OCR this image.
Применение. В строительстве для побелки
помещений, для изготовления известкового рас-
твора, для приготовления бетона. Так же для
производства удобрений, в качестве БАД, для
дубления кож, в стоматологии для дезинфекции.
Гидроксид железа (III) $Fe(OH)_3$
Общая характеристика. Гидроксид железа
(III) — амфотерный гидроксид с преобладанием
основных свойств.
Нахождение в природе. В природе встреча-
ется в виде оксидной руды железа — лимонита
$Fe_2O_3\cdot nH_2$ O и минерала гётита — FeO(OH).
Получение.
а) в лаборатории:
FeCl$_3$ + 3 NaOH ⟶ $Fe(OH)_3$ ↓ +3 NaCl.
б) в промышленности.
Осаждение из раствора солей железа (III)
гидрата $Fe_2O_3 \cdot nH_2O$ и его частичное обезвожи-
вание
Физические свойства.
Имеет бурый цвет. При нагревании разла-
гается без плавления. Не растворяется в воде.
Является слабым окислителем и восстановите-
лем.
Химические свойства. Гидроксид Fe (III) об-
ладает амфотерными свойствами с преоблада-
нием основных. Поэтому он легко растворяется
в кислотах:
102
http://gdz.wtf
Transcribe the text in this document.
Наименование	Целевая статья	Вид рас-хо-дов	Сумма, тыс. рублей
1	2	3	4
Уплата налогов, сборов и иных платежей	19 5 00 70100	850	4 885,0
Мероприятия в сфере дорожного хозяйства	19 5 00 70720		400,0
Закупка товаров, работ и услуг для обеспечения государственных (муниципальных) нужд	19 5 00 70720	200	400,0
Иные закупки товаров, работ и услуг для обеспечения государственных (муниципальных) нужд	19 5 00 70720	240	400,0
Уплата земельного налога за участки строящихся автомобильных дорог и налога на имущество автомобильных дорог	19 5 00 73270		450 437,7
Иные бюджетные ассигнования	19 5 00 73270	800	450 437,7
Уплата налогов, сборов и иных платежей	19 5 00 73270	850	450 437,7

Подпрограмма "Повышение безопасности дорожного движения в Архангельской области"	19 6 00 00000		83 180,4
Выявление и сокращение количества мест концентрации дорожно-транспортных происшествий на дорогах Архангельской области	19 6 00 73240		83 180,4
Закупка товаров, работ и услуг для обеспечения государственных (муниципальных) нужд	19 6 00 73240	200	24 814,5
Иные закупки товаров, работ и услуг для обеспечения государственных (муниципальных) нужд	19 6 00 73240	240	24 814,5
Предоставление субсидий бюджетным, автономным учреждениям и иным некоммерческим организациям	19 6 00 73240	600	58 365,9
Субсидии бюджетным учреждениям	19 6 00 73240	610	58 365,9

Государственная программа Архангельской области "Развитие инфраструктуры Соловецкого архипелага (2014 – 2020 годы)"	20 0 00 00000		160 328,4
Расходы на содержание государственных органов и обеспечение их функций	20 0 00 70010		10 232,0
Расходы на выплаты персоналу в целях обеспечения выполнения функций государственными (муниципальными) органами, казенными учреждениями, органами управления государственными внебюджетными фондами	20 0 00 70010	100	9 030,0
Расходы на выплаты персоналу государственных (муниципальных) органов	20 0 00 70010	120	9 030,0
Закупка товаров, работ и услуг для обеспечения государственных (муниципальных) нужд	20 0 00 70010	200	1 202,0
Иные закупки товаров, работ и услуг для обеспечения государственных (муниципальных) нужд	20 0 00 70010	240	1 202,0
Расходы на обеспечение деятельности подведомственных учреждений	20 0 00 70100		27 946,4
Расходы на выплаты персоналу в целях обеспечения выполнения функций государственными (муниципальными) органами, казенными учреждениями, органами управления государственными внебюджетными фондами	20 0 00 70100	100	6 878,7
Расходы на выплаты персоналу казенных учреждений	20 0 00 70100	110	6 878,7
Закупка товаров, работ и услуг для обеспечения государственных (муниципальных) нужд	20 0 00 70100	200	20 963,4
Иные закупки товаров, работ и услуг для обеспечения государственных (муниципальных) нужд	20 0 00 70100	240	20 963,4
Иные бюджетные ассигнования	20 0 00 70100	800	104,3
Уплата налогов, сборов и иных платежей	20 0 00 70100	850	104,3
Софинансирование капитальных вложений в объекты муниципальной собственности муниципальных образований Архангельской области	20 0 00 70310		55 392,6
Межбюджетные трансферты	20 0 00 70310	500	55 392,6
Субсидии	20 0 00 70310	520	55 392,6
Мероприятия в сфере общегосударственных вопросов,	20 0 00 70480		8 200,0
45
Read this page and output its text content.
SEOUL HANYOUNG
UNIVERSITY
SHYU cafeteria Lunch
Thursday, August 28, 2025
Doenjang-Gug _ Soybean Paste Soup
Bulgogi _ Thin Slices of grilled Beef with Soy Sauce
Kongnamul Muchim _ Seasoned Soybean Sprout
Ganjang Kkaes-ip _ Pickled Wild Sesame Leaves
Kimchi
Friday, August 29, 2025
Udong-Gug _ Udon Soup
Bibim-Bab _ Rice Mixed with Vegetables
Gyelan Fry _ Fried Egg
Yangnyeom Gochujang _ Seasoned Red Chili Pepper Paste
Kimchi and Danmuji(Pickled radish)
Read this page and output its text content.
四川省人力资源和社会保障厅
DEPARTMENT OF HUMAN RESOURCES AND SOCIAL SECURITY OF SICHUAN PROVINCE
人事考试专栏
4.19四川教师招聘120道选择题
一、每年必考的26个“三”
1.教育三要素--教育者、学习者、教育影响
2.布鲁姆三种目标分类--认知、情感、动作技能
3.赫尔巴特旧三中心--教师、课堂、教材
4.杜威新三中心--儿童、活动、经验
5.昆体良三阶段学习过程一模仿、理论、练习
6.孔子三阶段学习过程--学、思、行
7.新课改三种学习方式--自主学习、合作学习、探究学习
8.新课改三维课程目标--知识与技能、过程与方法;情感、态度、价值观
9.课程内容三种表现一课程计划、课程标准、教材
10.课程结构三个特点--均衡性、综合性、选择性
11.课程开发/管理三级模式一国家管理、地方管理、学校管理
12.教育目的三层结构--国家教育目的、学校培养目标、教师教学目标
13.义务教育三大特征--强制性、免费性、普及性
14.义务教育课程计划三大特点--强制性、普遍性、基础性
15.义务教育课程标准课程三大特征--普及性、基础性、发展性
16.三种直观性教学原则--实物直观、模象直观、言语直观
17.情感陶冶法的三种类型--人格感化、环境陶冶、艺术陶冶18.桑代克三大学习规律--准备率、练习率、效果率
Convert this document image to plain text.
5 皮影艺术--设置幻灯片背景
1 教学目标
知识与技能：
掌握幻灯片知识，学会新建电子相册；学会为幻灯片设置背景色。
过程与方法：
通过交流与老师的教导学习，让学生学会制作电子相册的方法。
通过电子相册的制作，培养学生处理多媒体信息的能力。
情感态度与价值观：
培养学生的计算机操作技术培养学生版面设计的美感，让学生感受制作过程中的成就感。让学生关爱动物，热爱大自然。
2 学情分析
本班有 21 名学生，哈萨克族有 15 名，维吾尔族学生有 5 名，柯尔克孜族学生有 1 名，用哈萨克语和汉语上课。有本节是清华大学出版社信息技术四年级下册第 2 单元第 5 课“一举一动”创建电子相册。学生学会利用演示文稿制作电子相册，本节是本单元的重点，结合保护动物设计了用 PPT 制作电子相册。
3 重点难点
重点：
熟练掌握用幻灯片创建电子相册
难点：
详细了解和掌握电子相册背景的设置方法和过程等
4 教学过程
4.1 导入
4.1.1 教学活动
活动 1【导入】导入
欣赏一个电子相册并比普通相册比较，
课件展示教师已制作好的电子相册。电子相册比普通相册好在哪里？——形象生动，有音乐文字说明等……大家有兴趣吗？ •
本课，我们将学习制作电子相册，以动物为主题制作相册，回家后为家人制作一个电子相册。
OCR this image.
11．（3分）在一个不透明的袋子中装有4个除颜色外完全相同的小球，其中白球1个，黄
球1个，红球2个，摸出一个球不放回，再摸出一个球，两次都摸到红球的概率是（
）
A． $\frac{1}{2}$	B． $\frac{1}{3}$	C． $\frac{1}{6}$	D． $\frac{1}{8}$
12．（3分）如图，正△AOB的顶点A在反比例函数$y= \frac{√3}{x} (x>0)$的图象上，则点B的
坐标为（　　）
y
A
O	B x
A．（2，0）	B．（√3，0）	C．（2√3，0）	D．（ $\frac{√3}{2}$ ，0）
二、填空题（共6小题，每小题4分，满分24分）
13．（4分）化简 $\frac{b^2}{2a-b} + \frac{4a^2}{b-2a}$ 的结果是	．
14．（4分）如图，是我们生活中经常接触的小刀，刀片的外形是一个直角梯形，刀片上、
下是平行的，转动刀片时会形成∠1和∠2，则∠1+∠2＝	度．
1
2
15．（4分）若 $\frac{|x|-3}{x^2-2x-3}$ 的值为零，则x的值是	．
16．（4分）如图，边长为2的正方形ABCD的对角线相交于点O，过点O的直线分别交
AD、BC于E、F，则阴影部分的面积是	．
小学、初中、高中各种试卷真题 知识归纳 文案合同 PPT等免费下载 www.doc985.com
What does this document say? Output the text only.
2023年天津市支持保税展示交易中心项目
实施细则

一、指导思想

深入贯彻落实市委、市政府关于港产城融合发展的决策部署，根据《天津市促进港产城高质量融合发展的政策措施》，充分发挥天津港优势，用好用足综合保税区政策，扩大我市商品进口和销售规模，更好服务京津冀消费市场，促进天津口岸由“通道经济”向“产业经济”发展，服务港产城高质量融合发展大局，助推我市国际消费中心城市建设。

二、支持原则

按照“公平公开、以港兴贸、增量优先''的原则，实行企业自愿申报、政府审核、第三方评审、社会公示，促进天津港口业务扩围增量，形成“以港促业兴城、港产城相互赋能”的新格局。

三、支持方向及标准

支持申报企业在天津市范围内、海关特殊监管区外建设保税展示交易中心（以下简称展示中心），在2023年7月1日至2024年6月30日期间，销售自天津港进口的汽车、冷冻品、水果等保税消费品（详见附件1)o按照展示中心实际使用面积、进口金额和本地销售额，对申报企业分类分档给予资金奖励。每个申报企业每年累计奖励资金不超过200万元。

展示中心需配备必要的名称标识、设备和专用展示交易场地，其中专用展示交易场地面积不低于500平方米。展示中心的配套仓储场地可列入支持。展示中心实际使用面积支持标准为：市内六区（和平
- - - - -
Produce an exact copy of the lines from the one containing "Convert this document image to plain text." through the last line, and of nothing else.

_Finished exercise_:
Convert this document image to plain text.
5 皮影艺术--设置幻灯片背景
1 教学目标
知识与技能：
掌握幻灯片知识，学会新建电子相册；学会为幻灯片设置背景色。
过程与方法：
通过交流与老师的教导学习，让学生学会制作电子相册的方法。
通过电子相册的制作，培养学生处理多媒体信息的能力。
情感态度与价值观：
培养学生的计算机操作技术培养学生版面设计的美感，让学生感受制作过程中的成就感。让学生关爱动物，热爱大自然。
2 学情分析
本班有 21 名学生，哈萨克族有 15 名，维吾尔族学生有 5 名，柯尔克孜族学生有 1 名，用哈萨克语和汉语上课。有本节是清华大学出版社信息技术四年级下册第 2 单元第 5 课“一举一动”创建电子相册。学生学会利用演示文稿制作电子相册，本节是本单元的重点，结合保护动物设计了用 PPT 制作电子相册。
3 重点难点
重点：
熟练掌握用幻灯片创建电子相册
难点：
详细了解和掌握电子相册背景的设置方法和过程等
4 教学过程
4.1 导入
4.1.1 教学活动
活动 1【导入】导入
欣赏一个电子相册并比普通相册比较，
课件展示教师已制作好的电子相册。电子相册比普通相册好在哪里？——形象生动，有音乐文字说明等……大家有兴趣吗？ •
本课，我们将学习制作电子相册，以动物为主题制作相册，回家后为家人制作一个电子相册。
OCR this image.
11．（3分）在一个不透明的袋子中装有4个除颜色外完全相同的小球，其中白球1个，黄
球1个，红球2个，摸出一个球不放回，再摸出一个球，两次都摸到红球的概率是（
）
A． $\frac{1}{2}$	B． $\frac{1}{3}$	C． $\frac{1}{6}$	D． $\frac{1}{8}$
12．（3分）如图，正△AOB的顶点A在反比例函数$y= \frac{√3}{x} (x>0)$的图象上，则点B的
坐标为（　　）
y
A
O	B x
A．（2，0）	B．（√3，0）	C．（2√3，0）	D．（ $\frac{√3}{2}$ ，0）
二、填空题（共6小题，每小题4分，满分24分）
13．（4分）化简 $\frac{b^2}{2a-b} + \frac{4a^2}{b-2a}$ 的结果是	．
14．（4分）如图，是我们生活中经常接触的小刀，刀片的外形是一个直角梯形，刀片上、
下是平行的，转动刀片时会形成∠1和∠2，则∠1+∠2＝	度．
1
2
15．（4分）若 $\frac{|x|-3}{x^2-2x-3}$ 的值为零，则x的值是	．
16．（4分）如图，边长为2的正方形ABCD的对角线相交于点O，过点O的直线分别交
AD、BC于E、F，则阴影部分的面积是	．
小学、初中、高中各种试卷真题 知识归纳 文案合同 PPT等免费下载 www.doc985.com
What does this document say? Output the text only.
2023年天津市支持保税展示交易中心项目
实施细则

一、指导思想

深入贯彻落实市委、市政府关于港产城融合发展的决策部署，根据《天津市促进港产城高质量融合发展的政策措施》，充分发挥天津港优势，用好用足综合保税区政策，扩大我市商品进口和销售规模，更好服务京津冀消费市场，促进天津口岸由“通道经济”向“产业经济”发展，服务港产城高质量融合发展大局，助推我市国际消费中心城市建设。

二、支持原则

按照“公平公开、以港兴贸、增量优先''的原则，实行企业自愿申报、政府审核、第三方评审、社会公示，促进天津港口业务扩围增量，形成“以港促业兴城、港产城相互赋能”的新格局。

三、支持方向及标准

支持申报企业在天津市范围内、海关特殊监管区外建设保税展示交易中心（以下简称展示中心），在2023年7月1日至2024年6月30日期间，销售自天津港进口的汽车、冷冻品、水果等保税消费品（详见附件1)o按照展示中心实际使用面积、进口金额和本地销售额，对申报企业分类分档给予资金奖励。每个申报企业每年累计奖励资金不超过200万元。

展示中心需配备必要的名称标识、设备和专用展示交易场地，其中专用展示交易场地面积不低于500平方米。展示中心的配套仓储场地可列入支持。展示中心实际使用面积支持标准为：市内六区（和平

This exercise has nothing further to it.